### WORK REQUIRED
Say how many lines include the word "image". Reply with nothing but the number.

### RECORDS PROVIDED
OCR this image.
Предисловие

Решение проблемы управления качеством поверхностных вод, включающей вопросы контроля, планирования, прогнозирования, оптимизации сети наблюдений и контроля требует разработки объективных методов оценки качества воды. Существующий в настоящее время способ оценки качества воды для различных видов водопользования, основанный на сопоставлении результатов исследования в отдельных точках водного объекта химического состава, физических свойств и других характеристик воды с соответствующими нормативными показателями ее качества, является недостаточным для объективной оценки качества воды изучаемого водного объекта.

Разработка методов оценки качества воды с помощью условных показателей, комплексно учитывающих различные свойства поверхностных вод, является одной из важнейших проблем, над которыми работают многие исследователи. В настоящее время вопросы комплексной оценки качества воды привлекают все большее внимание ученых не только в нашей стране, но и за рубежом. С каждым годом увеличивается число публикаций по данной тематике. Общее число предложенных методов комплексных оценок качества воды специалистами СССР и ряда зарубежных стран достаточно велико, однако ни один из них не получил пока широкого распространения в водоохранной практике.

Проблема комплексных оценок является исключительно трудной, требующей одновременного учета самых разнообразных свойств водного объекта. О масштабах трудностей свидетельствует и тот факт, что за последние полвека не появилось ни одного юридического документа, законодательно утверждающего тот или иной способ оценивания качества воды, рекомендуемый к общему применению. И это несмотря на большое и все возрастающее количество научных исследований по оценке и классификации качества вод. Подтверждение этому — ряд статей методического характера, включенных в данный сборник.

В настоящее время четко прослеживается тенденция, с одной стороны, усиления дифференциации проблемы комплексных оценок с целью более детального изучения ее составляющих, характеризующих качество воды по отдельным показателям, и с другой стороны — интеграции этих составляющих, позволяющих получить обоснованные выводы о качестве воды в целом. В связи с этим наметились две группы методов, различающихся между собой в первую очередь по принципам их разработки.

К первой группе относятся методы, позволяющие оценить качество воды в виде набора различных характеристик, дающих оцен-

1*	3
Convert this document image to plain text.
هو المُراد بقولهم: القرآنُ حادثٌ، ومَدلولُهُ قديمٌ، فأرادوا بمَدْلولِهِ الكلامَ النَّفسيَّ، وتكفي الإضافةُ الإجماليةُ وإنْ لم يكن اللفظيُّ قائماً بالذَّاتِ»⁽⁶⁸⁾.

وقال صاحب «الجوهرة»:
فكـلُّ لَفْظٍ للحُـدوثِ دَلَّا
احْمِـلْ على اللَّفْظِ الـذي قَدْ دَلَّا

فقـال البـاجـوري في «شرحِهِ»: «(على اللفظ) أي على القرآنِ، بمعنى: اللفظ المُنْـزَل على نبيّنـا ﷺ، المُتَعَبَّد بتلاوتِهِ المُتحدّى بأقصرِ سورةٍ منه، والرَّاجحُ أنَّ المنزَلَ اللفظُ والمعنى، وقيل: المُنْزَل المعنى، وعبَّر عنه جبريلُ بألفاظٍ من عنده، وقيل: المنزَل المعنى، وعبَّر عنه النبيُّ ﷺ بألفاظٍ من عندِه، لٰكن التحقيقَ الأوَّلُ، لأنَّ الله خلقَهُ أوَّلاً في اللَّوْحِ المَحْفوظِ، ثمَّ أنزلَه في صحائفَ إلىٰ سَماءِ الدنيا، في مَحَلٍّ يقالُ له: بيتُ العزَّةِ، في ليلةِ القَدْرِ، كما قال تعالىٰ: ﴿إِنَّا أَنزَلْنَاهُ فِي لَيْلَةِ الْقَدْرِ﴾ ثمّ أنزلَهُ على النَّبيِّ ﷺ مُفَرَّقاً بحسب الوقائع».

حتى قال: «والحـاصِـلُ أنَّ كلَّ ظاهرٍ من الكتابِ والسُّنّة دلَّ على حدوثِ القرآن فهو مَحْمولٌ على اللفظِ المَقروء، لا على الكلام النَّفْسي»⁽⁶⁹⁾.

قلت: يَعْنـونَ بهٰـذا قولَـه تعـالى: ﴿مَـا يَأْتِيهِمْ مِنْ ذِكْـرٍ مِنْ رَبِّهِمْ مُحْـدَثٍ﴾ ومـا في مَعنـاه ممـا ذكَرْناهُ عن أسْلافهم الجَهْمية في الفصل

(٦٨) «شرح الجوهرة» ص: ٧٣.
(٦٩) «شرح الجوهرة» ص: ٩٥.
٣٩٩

### WORKED SOLUTION
2